→ Task instructions
Take every line that has the string "Thermostat" and copy it out.

[Data records]

_ _ _ _

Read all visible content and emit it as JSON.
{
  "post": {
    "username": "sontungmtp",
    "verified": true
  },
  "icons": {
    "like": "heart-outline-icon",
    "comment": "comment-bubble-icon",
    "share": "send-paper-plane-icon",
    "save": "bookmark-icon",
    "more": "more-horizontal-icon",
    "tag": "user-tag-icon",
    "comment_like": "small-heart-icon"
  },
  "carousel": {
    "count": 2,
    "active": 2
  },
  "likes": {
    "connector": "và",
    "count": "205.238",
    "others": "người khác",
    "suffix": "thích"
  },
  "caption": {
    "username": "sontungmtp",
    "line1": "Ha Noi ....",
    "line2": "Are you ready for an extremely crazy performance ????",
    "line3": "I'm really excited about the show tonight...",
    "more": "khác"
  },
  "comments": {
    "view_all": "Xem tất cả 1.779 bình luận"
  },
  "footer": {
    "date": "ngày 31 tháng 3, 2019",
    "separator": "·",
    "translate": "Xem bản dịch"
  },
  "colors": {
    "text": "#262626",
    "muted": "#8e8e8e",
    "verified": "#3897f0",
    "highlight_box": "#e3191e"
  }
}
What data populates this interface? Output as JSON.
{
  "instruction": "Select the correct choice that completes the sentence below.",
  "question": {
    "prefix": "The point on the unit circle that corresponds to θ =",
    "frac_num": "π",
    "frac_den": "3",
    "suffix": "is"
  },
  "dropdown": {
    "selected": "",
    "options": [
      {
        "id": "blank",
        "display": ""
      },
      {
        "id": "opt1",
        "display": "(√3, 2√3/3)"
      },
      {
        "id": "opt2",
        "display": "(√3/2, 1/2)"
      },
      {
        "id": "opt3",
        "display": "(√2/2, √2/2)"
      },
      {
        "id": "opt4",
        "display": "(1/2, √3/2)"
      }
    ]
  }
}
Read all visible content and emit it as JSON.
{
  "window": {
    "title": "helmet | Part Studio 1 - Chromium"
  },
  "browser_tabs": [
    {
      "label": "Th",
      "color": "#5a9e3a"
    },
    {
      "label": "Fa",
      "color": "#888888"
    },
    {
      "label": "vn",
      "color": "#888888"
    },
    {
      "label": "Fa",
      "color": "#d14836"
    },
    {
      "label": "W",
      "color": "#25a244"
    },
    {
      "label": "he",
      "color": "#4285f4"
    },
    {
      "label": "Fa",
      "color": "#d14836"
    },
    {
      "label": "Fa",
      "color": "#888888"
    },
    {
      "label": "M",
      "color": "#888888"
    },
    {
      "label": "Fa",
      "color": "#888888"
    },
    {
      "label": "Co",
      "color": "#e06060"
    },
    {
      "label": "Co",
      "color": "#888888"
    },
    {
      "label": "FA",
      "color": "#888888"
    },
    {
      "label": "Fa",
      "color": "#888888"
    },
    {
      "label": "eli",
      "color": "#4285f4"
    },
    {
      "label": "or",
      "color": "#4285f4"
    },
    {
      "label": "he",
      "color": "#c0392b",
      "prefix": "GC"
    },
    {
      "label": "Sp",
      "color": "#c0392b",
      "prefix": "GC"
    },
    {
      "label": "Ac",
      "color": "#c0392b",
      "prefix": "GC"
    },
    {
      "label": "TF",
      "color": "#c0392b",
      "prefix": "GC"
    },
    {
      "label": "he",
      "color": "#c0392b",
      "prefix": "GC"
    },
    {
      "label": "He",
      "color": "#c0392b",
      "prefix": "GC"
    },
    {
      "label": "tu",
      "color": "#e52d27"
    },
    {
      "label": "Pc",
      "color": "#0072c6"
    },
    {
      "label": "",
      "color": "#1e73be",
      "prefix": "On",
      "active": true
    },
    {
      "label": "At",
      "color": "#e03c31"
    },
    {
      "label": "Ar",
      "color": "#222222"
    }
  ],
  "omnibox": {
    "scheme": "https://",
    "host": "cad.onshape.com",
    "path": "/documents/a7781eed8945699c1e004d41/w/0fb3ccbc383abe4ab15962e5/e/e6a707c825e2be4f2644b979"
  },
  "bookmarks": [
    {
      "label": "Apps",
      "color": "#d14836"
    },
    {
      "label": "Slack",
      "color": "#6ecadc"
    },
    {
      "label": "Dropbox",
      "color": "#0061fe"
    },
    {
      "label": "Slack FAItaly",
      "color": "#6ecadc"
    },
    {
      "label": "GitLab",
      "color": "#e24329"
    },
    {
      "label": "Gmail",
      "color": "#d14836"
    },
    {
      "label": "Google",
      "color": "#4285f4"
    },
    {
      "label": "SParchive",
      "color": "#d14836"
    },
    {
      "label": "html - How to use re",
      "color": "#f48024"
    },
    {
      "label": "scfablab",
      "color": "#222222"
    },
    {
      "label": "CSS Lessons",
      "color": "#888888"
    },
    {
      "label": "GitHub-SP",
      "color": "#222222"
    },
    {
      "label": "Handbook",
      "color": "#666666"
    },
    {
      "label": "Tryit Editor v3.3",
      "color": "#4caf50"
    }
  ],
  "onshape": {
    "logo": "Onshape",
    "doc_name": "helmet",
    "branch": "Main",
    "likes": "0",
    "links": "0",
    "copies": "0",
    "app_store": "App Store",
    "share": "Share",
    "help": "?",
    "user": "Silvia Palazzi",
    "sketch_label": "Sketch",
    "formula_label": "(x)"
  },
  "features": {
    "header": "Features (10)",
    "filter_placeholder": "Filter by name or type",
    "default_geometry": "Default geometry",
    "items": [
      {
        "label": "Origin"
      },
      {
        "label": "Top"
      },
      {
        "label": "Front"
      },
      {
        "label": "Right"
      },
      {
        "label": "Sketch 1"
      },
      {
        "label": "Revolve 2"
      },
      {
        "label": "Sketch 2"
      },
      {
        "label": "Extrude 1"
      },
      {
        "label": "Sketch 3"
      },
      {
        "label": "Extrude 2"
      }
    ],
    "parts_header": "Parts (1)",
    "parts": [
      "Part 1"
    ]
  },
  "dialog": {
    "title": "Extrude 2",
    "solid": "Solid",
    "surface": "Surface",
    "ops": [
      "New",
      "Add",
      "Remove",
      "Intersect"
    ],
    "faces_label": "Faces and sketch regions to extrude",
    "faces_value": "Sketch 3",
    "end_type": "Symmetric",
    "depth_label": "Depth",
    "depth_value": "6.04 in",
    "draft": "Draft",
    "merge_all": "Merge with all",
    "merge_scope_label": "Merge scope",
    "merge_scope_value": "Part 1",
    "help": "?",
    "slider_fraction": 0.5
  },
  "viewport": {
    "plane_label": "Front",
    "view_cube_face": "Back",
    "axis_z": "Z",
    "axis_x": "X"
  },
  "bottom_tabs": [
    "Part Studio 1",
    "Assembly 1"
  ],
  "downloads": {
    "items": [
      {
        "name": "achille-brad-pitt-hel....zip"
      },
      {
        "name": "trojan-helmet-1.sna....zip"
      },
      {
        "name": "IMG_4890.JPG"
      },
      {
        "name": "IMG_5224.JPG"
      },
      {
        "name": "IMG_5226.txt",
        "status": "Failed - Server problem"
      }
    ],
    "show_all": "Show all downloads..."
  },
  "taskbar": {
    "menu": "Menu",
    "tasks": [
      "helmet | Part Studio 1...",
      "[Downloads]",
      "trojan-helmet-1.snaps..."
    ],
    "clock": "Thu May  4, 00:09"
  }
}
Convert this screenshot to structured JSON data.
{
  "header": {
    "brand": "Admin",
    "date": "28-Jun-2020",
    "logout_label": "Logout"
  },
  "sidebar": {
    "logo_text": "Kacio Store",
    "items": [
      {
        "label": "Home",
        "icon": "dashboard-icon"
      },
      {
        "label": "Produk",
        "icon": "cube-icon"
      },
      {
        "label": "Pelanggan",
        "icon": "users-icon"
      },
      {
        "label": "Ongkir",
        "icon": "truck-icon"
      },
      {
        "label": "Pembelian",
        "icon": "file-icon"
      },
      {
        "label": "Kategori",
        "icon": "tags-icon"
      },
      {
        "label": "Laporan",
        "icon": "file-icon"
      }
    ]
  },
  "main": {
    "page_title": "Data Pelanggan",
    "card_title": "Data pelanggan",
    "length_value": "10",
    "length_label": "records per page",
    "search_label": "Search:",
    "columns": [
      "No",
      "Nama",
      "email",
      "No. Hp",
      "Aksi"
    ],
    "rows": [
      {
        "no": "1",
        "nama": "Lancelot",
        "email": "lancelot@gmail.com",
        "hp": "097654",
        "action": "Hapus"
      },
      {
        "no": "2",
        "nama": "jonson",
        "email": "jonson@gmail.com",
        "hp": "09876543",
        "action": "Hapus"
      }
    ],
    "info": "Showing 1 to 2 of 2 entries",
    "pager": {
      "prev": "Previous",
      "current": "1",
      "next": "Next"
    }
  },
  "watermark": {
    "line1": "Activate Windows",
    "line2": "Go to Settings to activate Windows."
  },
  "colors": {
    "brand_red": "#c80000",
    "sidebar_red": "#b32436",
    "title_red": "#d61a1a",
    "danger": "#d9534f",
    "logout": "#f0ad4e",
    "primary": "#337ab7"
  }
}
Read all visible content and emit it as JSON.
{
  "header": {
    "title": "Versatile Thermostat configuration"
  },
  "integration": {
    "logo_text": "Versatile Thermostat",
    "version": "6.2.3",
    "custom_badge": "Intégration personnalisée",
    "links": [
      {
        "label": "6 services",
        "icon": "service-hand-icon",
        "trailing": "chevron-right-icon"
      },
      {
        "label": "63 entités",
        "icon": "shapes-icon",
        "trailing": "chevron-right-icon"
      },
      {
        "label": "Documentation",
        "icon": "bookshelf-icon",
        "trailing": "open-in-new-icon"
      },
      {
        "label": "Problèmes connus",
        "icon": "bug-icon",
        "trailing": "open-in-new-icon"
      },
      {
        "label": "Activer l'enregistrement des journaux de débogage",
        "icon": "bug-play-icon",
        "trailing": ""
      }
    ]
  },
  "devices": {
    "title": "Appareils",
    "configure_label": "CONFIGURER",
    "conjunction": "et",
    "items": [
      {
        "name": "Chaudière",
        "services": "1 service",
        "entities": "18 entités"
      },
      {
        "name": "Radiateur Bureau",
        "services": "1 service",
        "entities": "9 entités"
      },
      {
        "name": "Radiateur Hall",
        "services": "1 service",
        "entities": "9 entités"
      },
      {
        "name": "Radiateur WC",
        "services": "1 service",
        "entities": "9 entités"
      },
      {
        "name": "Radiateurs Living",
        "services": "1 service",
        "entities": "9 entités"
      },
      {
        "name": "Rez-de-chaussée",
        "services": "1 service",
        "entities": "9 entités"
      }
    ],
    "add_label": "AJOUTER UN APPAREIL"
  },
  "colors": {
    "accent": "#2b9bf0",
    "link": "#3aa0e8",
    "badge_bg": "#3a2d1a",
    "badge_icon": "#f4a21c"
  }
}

_ _ _ _

→ Result for this task
    "title": "Versatile Thermostat configuration"
    "logo_text": "Versatile Thermostat",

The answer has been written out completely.